## begin Material for this exercise

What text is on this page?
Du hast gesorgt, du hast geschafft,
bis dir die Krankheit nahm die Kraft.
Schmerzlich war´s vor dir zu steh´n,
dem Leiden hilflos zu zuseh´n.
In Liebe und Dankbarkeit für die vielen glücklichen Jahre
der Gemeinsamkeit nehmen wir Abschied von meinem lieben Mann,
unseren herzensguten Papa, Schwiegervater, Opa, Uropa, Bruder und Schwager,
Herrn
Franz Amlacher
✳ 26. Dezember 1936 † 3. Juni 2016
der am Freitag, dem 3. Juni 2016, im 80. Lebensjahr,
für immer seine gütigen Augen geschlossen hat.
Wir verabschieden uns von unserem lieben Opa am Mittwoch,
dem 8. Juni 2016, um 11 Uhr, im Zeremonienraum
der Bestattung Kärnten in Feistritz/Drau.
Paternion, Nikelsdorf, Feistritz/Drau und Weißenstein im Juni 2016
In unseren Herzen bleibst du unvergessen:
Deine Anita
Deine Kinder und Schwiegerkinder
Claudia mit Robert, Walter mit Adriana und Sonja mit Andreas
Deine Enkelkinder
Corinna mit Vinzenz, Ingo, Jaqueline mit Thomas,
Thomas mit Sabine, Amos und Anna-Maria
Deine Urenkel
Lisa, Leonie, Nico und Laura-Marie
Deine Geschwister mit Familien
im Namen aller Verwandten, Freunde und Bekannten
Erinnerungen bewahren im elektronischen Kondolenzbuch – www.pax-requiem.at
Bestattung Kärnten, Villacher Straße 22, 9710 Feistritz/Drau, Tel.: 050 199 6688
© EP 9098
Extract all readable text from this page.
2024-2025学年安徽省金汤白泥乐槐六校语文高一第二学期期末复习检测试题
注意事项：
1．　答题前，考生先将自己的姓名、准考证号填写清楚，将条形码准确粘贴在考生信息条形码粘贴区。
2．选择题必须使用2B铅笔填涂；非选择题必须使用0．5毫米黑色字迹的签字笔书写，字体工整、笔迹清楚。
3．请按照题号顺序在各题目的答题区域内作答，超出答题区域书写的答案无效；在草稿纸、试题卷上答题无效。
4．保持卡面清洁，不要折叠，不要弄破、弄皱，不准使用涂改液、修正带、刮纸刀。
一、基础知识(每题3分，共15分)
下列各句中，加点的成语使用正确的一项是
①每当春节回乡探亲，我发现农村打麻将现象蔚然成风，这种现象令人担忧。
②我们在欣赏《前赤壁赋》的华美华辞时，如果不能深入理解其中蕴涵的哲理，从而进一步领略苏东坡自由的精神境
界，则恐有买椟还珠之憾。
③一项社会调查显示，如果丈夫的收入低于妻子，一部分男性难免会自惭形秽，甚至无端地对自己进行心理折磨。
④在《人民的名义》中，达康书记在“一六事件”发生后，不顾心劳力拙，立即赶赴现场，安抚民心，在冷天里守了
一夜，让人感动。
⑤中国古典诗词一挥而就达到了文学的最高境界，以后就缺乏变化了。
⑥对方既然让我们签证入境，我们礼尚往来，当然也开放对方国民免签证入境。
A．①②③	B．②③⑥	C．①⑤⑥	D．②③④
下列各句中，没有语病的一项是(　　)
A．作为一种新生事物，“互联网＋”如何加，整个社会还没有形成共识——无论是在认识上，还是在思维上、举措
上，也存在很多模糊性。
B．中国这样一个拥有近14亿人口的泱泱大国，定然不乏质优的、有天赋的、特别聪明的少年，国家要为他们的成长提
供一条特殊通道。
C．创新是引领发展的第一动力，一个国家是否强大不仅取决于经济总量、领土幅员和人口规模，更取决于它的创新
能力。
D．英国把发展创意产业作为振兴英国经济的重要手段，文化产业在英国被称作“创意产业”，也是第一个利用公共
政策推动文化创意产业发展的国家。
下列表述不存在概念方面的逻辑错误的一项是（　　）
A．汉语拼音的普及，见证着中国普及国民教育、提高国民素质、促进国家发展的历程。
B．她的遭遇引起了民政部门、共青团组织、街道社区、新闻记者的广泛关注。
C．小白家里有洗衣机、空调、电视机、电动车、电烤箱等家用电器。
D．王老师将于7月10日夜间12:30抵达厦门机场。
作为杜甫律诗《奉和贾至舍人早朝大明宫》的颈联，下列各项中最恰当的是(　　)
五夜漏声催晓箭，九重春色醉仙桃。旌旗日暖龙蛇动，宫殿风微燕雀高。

## end Material for this exercise

- Task objective
Extract the full listing above without alteration.

- Full response
What text is on this page?
Du hast gesorgt, du hast geschafft,
bis dir die Krankheit nahm die Kraft.
Schmerzlich war´s vor dir zu steh´n,
dem Leiden hilflos zu zuseh´n.
In Liebe und Dankbarkeit für die vielen glücklichen Jahre
der Gemeinsamkeit nehmen wir Abschied von meinem lieben Mann,
unseren herzensguten Papa, Schwiegervater, Opa, Uropa, Bruder und Schwager,
Herrn
Franz Amlacher
✳ 26. Dezember 1936 † 3. Juni 2016
der am Freitag, dem 3. Juni 2016, im 80. Lebensjahr,
für immer seine gütigen Augen geschlossen hat.
Wir verabschieden uns von unserem lieben Opa am Mittwoch,
dem 8. Juni 2016, um 11 Uhr, im Zeremonienraum
der Bestattung Kärnten in Feistritz/Drau.
Paternion, Nikelsdorf, Feistritz/Drau und Weißenstein im Juni 2016
In unseren Herzen bleibst du unvergessen:
Deine Anita
Deine Kinder und Schwiegerkinder
Claudia mit Robert, Walter mit Adriana und Sonja mit Andreas
Deine Enkelkinder
Corinna mit Vinzenz, Ingo, Jaqueline mit Thomas,
Thomas mit Sabine, Amos und Anna-Maria
Deine Urenkel
Lisa, Leonie, Nico und Laura-Marie
Deine Geschwister mit Familien
im Namen aller Verwandten, Freunde und Bekannten
Erinnerungen bewahren im elektronischen Kondolenzbuch – www.pax-requiem.at
Bestattung Kärnten, Villacher Straße 22, 9710 Feistritz/Drau, Tel.: 050 199 6688
© EP 9098
Extract all readable text from this page.
2024-2025学年安徽省金汤白泥乐槐六校语文高一第二学期期末复习检测试题
注意事项：
1．　答题前，考生先将自己的姓名、准考证号填写清楚，将条形码准确粘贴在考生信息条形码粘贴区。
2．选择题必须使用2B铅笔填涂；非选择题必须使用0．5毫米黑色字迹的签字笔书写，字体工整、笔迹清楚。
3．请按照题号顺序在各题目的答题区域内作答，超出答题区域书写的答案无效；在草稿纸、试题卷上答题无效。
4．保持卡面清洁，不要折叠，不要弄破、弄皱，不准使用涂改液、修正带、刮纸刀。
一、基础知识(每题3分，共15分)
下列各句中，加点的成语使用正确的一项是
①每当春节回乡探亲，我发现农村打麻将现象蔚然成风，这种现象令人担忧。
②我们在欣赏《前赤壁赋》的华美华辞时，如果不能深入理解其中蕴涵的哲理，从而进一步领略苏东坡自由的精神境
界，则恐有买椟还珠之憾。
③一项社会调查显示，如果丈夫的收入低于妻子，一部分男性难免会自惭形秽，甚至无端地对自己进行心理折磨。
④在《人民的名义》中，达康书记在“一六事件”发生后，不顾心劳力拙，立即赶赴现场，安抚民心，在冷天里守了
一夜，让人感动。
⑤中国古典诗词一挥而就达到了文学的最高境界，以后就缺乏变化了。
⑥对方既然让我们签证入境，我们礼尚往来，当然也开放对方国民免签证入境。
A．①②③	B．②③⑥	C．①⑤⑥	D．②③④
下列各句中，没有语病的一项是(　　)
A．作为一种新生事物，“互联网＋”如何加，整个社会还没有形成共识——无论是在认识上，还是在思维上、举措
上，也存在很多模糊性。
B．中国这样一个拥有近14亿人口的泱泱大国，定然不乏质优的、有天赋的、特别聪明的少年，国家要为他们的成长提
供一条特殊通道。
C．创新是引领发展的第一动力，一个国家是否强大不仅取决于经济总量、领土幅员和人口规模，更取决于它的创新
能力。
D．英国把发展创意产业作为振兴英国经济的重要手段，文化产业在英国被称作“创意产业”，也是第一个利用公共
政策推动文化创意产业发展的国家。
下列表述不存在概念方面的逻辑错误的一项是（　　）
A．汉语拼音的普及，见证着中国普及国民教育、提高国民素质、促进国家发展的历程。
B．她的遭遇引起了民政部门、共青团组织、街道社区、新闻记者的广泛关注。
C．小白家里有洗衣机、空调、电视机、电动车、电烤箱等家用电器。
D．王老师将于7月10日夜间12:30抵达厦门机场。
作为杜甫律诗《奉和贾至舍人早朝大明宫》的颈联，下列各项中最恰当的是(　　)
五夜漏声催晓箭，九重春色醉仙桃。旌旗日暖龙蛇动，宫殿风微燕雀高。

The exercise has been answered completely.